Aim of the task
Locate every line below that contains the word "like" and copy it.

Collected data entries
* BEGIN *

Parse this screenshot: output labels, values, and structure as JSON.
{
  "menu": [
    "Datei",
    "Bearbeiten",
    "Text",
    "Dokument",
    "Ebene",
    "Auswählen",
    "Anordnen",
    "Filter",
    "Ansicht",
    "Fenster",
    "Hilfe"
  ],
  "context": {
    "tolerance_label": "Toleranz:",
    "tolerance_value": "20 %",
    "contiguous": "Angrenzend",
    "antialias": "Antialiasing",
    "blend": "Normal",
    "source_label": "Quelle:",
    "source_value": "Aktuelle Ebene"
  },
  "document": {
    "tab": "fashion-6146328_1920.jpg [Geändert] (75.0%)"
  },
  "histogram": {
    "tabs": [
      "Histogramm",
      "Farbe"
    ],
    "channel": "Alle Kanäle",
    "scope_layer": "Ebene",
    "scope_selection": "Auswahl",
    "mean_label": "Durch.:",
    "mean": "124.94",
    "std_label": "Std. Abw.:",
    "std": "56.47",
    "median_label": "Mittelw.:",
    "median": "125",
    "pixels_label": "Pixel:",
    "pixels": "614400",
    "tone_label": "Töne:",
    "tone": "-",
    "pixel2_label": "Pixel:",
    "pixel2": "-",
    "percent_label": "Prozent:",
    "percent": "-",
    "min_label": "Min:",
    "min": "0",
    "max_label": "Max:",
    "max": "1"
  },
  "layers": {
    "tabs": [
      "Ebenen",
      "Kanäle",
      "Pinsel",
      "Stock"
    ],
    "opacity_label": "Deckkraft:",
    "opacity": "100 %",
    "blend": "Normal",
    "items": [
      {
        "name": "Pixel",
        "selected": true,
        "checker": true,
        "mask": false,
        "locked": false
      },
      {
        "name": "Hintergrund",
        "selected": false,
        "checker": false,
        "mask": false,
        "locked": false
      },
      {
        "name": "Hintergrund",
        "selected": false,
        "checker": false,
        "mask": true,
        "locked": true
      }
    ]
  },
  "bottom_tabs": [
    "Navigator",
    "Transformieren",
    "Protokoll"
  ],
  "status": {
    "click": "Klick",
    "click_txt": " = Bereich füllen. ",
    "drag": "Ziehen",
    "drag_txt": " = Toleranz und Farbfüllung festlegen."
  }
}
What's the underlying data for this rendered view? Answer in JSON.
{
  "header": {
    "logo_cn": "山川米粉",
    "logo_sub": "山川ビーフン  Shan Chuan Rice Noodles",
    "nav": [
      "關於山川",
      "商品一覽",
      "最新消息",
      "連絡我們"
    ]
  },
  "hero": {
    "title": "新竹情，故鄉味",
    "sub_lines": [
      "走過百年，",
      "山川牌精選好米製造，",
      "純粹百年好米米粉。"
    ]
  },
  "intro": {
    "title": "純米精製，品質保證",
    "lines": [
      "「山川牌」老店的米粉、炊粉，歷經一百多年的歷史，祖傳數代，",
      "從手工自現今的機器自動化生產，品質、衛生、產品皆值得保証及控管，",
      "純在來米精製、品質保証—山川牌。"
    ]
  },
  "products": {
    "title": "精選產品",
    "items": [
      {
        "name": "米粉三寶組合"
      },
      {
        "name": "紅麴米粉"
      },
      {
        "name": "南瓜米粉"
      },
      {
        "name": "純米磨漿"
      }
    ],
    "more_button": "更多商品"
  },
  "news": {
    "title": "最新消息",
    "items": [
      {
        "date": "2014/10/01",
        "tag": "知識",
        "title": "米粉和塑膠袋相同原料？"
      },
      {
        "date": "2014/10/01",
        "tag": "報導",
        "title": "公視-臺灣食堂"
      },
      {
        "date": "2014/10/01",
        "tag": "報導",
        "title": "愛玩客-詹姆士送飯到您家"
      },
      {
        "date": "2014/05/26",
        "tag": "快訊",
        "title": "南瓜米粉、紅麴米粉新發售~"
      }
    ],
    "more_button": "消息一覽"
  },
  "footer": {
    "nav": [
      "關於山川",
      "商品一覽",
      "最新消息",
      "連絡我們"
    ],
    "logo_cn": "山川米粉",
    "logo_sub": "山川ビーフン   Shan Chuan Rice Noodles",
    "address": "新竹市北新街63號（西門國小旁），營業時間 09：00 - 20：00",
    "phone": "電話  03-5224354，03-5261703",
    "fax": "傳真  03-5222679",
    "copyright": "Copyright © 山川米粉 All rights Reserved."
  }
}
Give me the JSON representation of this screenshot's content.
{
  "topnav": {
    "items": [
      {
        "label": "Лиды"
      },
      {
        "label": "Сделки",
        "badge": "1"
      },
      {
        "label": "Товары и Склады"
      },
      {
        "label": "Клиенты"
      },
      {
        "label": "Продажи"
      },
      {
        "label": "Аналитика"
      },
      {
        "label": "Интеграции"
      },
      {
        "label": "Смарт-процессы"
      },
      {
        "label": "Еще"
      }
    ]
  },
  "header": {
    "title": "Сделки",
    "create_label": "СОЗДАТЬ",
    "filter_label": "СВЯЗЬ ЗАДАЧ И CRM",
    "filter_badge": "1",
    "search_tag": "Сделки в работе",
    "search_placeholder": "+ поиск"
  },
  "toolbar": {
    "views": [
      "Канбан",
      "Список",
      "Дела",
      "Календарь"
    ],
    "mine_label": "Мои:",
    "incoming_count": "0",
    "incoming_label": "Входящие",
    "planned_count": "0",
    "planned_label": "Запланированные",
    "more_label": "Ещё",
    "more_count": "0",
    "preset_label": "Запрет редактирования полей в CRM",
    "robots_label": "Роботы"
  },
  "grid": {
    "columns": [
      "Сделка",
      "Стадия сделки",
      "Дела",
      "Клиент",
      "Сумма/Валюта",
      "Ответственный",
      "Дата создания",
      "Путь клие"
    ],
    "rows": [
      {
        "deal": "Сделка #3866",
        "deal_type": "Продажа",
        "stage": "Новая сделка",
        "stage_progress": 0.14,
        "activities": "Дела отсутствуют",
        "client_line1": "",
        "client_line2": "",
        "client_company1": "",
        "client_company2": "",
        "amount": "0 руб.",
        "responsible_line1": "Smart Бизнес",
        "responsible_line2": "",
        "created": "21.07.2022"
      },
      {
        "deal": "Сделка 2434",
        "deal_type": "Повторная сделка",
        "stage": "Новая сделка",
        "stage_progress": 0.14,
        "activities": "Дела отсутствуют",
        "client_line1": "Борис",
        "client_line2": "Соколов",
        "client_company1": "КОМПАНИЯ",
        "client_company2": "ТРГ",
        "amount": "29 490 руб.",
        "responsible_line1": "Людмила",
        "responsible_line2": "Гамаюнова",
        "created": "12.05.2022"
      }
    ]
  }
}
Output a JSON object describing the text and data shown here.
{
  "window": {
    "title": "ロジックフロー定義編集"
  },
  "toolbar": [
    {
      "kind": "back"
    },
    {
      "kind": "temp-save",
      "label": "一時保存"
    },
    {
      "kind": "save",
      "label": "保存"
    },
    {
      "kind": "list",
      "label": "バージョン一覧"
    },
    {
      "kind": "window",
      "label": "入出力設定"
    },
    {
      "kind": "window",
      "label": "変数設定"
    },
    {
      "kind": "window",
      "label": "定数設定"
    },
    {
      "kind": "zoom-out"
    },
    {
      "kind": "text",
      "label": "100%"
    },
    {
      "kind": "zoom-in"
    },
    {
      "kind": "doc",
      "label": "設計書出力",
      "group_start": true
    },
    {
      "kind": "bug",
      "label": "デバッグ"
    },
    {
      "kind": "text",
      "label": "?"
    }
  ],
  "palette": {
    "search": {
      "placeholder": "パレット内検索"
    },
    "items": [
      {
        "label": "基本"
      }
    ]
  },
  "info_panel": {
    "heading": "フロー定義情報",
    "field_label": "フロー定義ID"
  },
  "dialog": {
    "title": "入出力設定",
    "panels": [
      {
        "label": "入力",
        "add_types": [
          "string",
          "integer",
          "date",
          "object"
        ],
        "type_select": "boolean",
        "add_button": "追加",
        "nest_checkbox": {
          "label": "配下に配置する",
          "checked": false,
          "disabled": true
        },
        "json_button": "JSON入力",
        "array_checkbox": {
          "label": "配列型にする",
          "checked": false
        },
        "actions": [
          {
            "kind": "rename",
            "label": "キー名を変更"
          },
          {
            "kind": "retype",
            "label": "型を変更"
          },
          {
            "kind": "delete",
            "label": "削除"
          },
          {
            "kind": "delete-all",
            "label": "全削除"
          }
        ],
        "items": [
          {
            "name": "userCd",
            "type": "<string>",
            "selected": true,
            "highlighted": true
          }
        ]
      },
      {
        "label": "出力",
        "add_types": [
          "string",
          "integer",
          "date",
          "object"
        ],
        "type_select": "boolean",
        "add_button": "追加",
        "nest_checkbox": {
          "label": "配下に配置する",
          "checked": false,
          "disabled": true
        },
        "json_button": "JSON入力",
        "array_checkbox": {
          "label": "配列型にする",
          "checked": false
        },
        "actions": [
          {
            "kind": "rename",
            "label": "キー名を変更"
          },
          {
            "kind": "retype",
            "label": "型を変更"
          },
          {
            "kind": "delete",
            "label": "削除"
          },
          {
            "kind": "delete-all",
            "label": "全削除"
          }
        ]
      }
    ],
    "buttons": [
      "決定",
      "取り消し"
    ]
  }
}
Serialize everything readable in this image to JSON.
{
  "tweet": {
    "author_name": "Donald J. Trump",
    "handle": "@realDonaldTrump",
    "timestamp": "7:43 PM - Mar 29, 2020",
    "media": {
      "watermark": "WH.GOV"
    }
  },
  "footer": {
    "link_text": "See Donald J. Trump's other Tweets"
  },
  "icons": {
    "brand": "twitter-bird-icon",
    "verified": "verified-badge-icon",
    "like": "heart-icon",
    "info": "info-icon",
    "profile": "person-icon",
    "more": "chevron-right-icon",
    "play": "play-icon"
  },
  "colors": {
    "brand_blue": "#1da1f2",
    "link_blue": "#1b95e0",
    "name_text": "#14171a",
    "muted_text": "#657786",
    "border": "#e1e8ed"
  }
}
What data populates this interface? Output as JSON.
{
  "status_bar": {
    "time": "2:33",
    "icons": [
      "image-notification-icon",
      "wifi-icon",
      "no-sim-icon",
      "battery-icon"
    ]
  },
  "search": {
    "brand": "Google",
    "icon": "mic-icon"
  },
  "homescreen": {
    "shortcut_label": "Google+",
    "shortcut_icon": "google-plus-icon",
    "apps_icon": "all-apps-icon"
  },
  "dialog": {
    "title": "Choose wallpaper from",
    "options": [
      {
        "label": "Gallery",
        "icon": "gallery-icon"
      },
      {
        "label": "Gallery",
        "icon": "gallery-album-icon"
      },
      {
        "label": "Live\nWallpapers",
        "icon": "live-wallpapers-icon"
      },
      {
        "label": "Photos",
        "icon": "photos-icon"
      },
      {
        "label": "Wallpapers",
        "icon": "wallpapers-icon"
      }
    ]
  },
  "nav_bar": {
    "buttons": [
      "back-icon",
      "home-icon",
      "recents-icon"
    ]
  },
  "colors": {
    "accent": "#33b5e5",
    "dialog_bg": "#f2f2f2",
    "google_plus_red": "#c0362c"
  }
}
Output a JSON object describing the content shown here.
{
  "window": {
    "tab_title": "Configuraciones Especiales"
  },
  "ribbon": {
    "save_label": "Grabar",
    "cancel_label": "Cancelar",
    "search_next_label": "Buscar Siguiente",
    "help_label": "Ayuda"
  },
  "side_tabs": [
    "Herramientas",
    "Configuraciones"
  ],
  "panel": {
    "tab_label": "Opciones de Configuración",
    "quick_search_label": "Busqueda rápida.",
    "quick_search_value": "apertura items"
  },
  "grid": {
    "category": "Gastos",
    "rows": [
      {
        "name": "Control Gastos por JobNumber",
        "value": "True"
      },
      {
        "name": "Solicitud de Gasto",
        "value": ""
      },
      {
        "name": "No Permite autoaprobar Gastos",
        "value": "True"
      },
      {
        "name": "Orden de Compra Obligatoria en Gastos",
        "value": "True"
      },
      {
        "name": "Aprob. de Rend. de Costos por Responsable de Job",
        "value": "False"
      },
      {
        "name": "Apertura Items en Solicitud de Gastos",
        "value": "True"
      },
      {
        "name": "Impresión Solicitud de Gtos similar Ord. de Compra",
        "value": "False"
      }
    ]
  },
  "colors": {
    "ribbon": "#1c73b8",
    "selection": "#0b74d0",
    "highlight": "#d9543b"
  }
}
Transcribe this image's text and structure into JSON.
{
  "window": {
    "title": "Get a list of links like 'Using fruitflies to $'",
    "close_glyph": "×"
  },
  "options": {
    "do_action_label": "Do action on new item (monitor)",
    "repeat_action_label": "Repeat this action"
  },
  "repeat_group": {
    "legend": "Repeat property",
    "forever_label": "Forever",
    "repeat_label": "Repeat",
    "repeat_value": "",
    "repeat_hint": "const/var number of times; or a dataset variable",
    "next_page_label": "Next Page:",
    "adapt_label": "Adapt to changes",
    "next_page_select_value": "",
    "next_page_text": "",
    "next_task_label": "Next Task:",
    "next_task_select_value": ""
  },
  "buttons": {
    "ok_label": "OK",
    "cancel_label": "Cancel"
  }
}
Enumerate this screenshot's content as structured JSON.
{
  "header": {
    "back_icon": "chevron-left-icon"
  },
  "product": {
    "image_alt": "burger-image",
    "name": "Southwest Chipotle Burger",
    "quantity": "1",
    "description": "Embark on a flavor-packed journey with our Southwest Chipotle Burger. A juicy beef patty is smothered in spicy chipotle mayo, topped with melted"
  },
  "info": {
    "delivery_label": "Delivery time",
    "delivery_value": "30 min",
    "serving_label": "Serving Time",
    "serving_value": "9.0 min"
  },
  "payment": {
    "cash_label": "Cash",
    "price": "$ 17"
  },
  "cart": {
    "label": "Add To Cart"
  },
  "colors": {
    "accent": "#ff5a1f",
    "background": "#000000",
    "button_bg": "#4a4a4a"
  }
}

* END *

Answer to this problem
    "like": "heart-icon",
    "title": "Get a list of links like 'Using fruitflies to $'",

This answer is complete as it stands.